-------- Dataset excerpts
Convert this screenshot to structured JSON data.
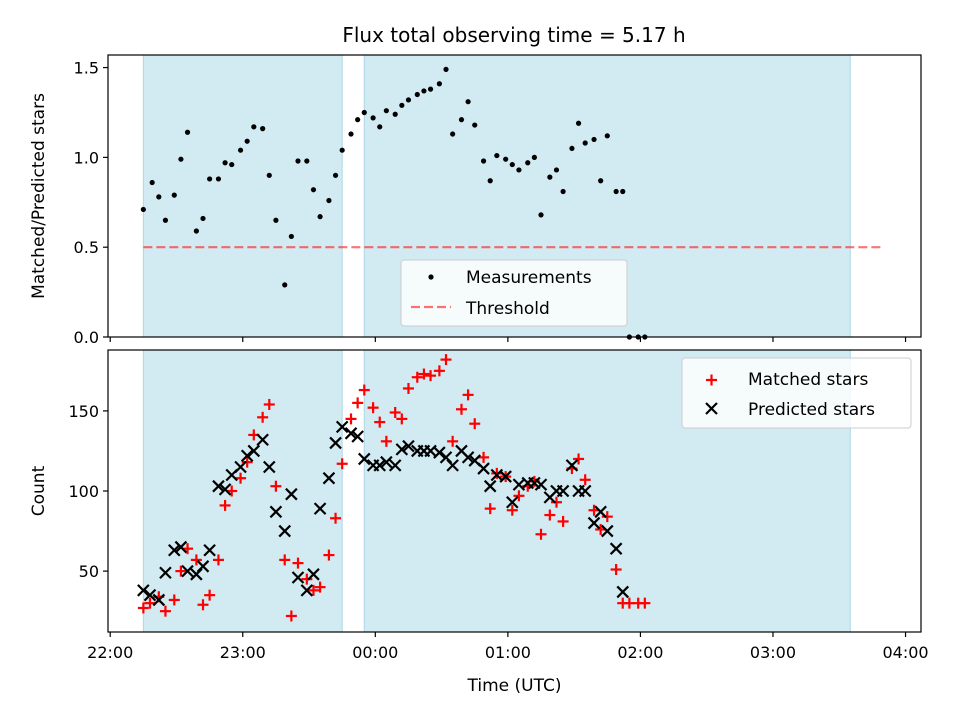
{
  "title": "Flux total observing time = 5.17 h",
  "colors": {
    "shade": "#add8e6",
    "threshold": "#ff0000",
    "matched": "#ff0000",
    "predicted": "#000000",
    "measurements": "#000000"
  },
  "chart_data": [
    {
      "type": "scatter",
      "ylabel": "Matched/Predicted stars",
      "xlabel": "",
      "x_is_time_axis": true,
      "xlim": [
        "21:59",
        "04:07"
      ],
      "ylim": [
        0,
        1.57
      ],
      "yticks": [
        0.0,
        0.5,
        1.0,
        1.5
      ],
      "ytick_labels": [
        "0.0",
        "0.5",
        "1.0",
        "1.5"
      ],
      "observing_windows": [
        [
          "22:15",
          "23:45"
        ],
        [
          "23:55",
          "03:35"
        ]
      ],
      "legend": {
        "placement": "lower-center",
        "entries": [
          "Measurements",
          "Threshold"
        ]
      },
      "threshold": {
        "name": "Threshold",
        "y": 0.5,
        "x_range": [
          "22:15",
          "03:50"
        ]
      },
      "series": [
        {
          "name": "Measurements",
          "points": [
            [
              "22:15",
              0.71
            ],
            [
              "22:19",
              0.86
            ],
            [
              "22:22",
              0.78
            ],
            [
              "22:25",
              0.65
            ],
            [
              "22:29",
              0.79
            ],
            [
              "22:32",
              0.99
            ],
            [
              "22:35",
              1.14
            ],
            [
              "22:39",
              0.59
            ],
            [
              "22:42",
              0.66
            ],
            [
              "22:45",
              0.88
            ],
            [
              "22:49",
              0.88
            ],
            [
              "22:52",
              0.97
            ],
            [
              "22:55",
              0.96
            ],
            [
              "22:59",
              1.04
            ],
            [
              "23:02",
              1.09
            ],
            [
              "23:05",
              1.17
            ],
            [
              "23:09",
              1.16
            ],
            [
              "23:12",
              0.9
            ],
            [
              "23:15",
              0.65
            ],
            [
              "23:19",
              0.29
            ],
            [
              "23:22",
              0.56
            ],
            [
              "23:25",
              0.98
            ],
            [
              "23:29",
              0.98
            ],
            [
              "23:32",
              0.82
            ],
            [
              "23:35",
              0.67
            ],
            [
              "23:39",
              0.76
            ],
            [
              "23:42",
              0.9
            ],
            [
              "23:45",
              1.04
            ],
            [
              "23:49",
              1.13
            ],
            [
              "23:52",
              1.21
            ],
            [
              "23:55",
              1.25
            ],
            [
              "23:59",
              1.22
            ],
            [
              "00:02",
              1.17
            ],
            [
              "00:05",
              1.26
            ],
            [
              "00:09",
              1.24
            ],
            [
              "00:12",
              1.29
            ],
            [
              "00:15",
              1.32
            ],
            [
              "00:19",
              1.35
            ],
            [
              "00:22",
              1.37
            ],
            [
              "00:25",
              1.38
            ],
            [
              "00:29",
              1.41
            ],
            [
              "00:32",
              1.49
            ],
            [
              "00:35",
              1.13
            ],
            [
              "00:39",
              1.21
            ],
            [
              "00:42",
              1.31
            ],
            [
              "00:45",
              1.18
            ],
            [
              "00:49",
              0.98
            ],
            [
              "00:52",
              0.87
            ],
            [
              "00:55",
              1.01
            ],
            [
              "00:59",
              0.99
            ],
            [
              "01:02",
              0.96
            ],
            [
              "01:05",
              0.93
            ],
            [
              "01:09",
              0.97
            ],
            [
              "01:12",
              1.0
            ],
            [
              "01:15",
              0.68
            ],
            [
              "01:19",
              0.89
            ],
            [
              "01:22",
              0.93
            ],
            [
              "01:25",
              0.81
            ],
            [
              "01:29",
              1.05
            ],
            [
              "01:32",
              1.19
            ],
            [
              "01:35",
              1.08
            ],
            [
              "01:39",
              1.1
            ],
            [
              "01:42",
              0.87
            ],
            [
              "01:45",
              1.12
            ],
            [
              "01:49",
              0.81
            ],
            [
              "01:52",
              0.81
            ],
            [
              "01:55",
              0.0
            ],
            [
              "01:59",
              0.0
            ],
            [
              "02:02",
              0.0
            ]
          ]
        }
      ]
    },
    {
      "type": "scatter",
      "ylabel": "Count",
      "xlabel": "Time (UTC)",
      "x_is_time_axis": true,
      "xlim": [
        "21:59",
        "04:07"
      ],
      "ylim": [
        12,
        188
      ],
      "yticks": [
        50,
        100,
        150
      ],
      "ytick_labels": [
        "50",
        "100",
        "150"
      ],
      "xticks": [
        "22:00",
        "23:00",
        "00:00",
        "01:00",
        "02:00",
        "03:00",
        "04:00"
      ],
      "xtick_labels": [
        "22:00",
        "23:00",
        "00:00",
        "01:00",
        "02:00",
        "03:00",
        "04:00"
      ],
      "observing_windows": [
        [
          "22:15",
          "23:45"
        ],
        [
          "23:55",
          "03:35"
        ]
      ],
      "legend": {
        "placement": "top-right",
        "entries": [
          "Matched stars",
          "Predicted stars"
        ]
      },
      "series": [
        {
          "name": "Matched stars",
          "marker": "plus",
          "points": [
            [
              "22:15",
              27
            ],
            [
              "22:18",
              30
            ],
            [
              "22:22",
              34
            ],
            [
              "22:25",
              25
            ],
            [
              "22:29",
              32
            ],
            [
              "22:32",
              50
            ],
            [
              "22:35",
              64
            ],
            [
              "22:39",
              57
            ],
            [
              "22:42",
              29
            ],
            [
              "22:45",
              35
            ],
            [
              "22:49",
              57
            ],
            [
              "22:52",
              91
            ],
            [
              "22:55",
              100
            ],
            [
              "22:59",
              108
            ],
            [
              "23:02",
              118
            ],
            [
              "23:05",
              135
            ],
            [
              "23:09",
              146
            ],
            [
              "23:12",
              154
            ],
            [
              "23:15",
              103
            ],
            [
              "23:19",
              57
            ],
            [
              "23:22",
              22
            ],
            [
              "23:25",
              55
            ],
            [
              "23:29",
              45
            ],
            [
              "23:32",
              38
            ],
            [
              "23:35",
              40
            ],
            [
              "23:39",
              60
            ],
            [
              "23:42",
              83
            ],
            [
              "23:45",
              117
            ],
            [
              "23:49",
              145
            ],
            [
              "23:52",
              155
            ],
            [
              "23:55",
              163
            ],
            [
              "23:59",
              152
            ],
            [
              "00:02",
              143
            ],
            [
              "00:05",
              131
            ],
            [
              "00:09",
              149
            ],
            [
              "00:12",
              145
            ],
            [
              "00:15",
              164
            ],
            [
              "00:19",
              171
            ],
            [
              "00:22",
              173
            ],
            [
              "00:25",
              172
            ],
            [
              "00:29",
              175
            ],
            [
              "00:32",
              182
            ],
            [
              "00:35",
              131
            ],
            [
              "00:39",
              151
            ],
            [
              "00:42",
              160
            ],
            [
              "00:45",
              142
            ],
            [
              "00:49",
              121
            ],
            [
              "00:52",
              89
            ],
            [
              "00:55",
              111
            ],
            [
              "00:59",
              109
            ],
            [
              "01:02",
              88
            ],
            [
              "01:05",
              97
            ],
            [
              "01:09",
              103
            ],
            [
              "01:12",
              106
            ],
            [
              "01:15",
              73
            ],
            [
              "01:19",
              85
            ],
            [
              "01:22",
              93
            ],
            [
              "01:25",
              81
            ],
            [
              "01:29",
              114
            ],
            [
              "01:32",
              120
            ],
            [
              "01:35",
              107
            ],
            [
              "01:39",
              88
            ],
            [
              "01:42",
              76
            ],
            [
              "01:45",
              84
            ],
            [
              "01:49",
              51
            ],
            [
              "01:52",
              30
            ],
            [
              "01:55",
              30
            ],
            [
              "01:59",
              30
            ],
            [
              "02:02",
              30
            ]
          ]
        },
        {
          "name": "Predicted stars",
          "marker": "x",
          "points": [
            [
              "22:15",
              38
            ],
            [
              "22:18",
              35
            ],
            [
              "22:22",
              32
            ],
            [
              "22:25",
              49
            ],
            [
              "22:29",
              63
            ],
            [
              "22:32",
              65
            ],
            [
              "22:35",
              50
            ],
            [
              "22:39",
              48
            ],
            [
              "22:42",
              53
            ],
            [
              "22:45",
              63
            ],
            [
              "22:49",
              103
            ],
            [
              "22:52",
              101
            ],
            [
              "22:55",
              110
            ],
            [
              "22:59",
              115
            ],
            [
              "23:02",
              122
            ],
            [
              "23:05",
              125
            ],
            [
              "23:09",
              132
            ],
            [
              "23:12",
              115
            ],
            [
              "23:15",
              87
            ],
            [
              "23:19",
              75
            ],
            [
              "23:22",
              98
            ],
            [
              "23:25",
              46
            ],
            [
              "23:29",
              38
            ],
            [
              "23:32",
              48
            ],
            [
              "23:35",
              89
            ],
            [
              "23:39",
              108
            ],
            [
              "23:42",
              130
            ],
            [
              "23:45",
              140
            ],
            [
              "23:49",
              136
            ],
            [
              "23:52",
              134
            ],
            [
              "23:55",
              120
            ],
            [
              "23:59",
              116
            ],
            [
              "00:02",
              116
            ],
            [
              "00:05",
              118
            ],
            [
              "00:09",
              116
            ],
            [
              "00:12",
              126
            ],
            [
              "00:15",
              128
            ],
            [
              "00:19",
              125
            ],
            [
              "00:22",
              125
            ],
            [
              "00:25",
              125
            ],
            [
              "00:29",
              124
            ],
            [
              "00:32",
              121
            ],
            [
              "00:35",
              116
            ],
            [
              "00:39",
              125
            ],
            [
              "00:42",
              121
            ],
            [
              "00:45",
              119
            ],
            [
              "00:49",
              114
            ],
            [
              "00:52",
              103
            ],
            [
              "00:55",
              110
            ],
            [
              "00:59",
              109
            ],
            [
              "01:02",
              93
            ],
            [
              "01:05",
              104
            ],
            [
              "01:09",
              105
            ],
            [
              "01:12",
              105
            ],
            [
              "01:15",
              104
            ],
            [
              "01:19",
              96
            ],
            [
              "01:22",
              100
            ],
            [
              "01:25",
              100
            ],
            [
              "01:29",
              116
            ],
            [
              "01:32",
              100
            ],
            [
              "01:35",
              100
            ],
            [
              "01:39",
              80
            ],
            [
              "01:42",
              87
            ],
            [
              "01:45",
              75
            ],
            [
              "01:49",
              64
            ],
            [
              "01:52",
              37
            ]
          ]
        }
      ]
    }
  ]
}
----------------
Task prompt
Filter for "name". Return all lines that hold it.

Exercise output
        "name": "Threshold",
          "name": "Measurements",
          "name": "Matched stars",
          "name": "Predicted stars",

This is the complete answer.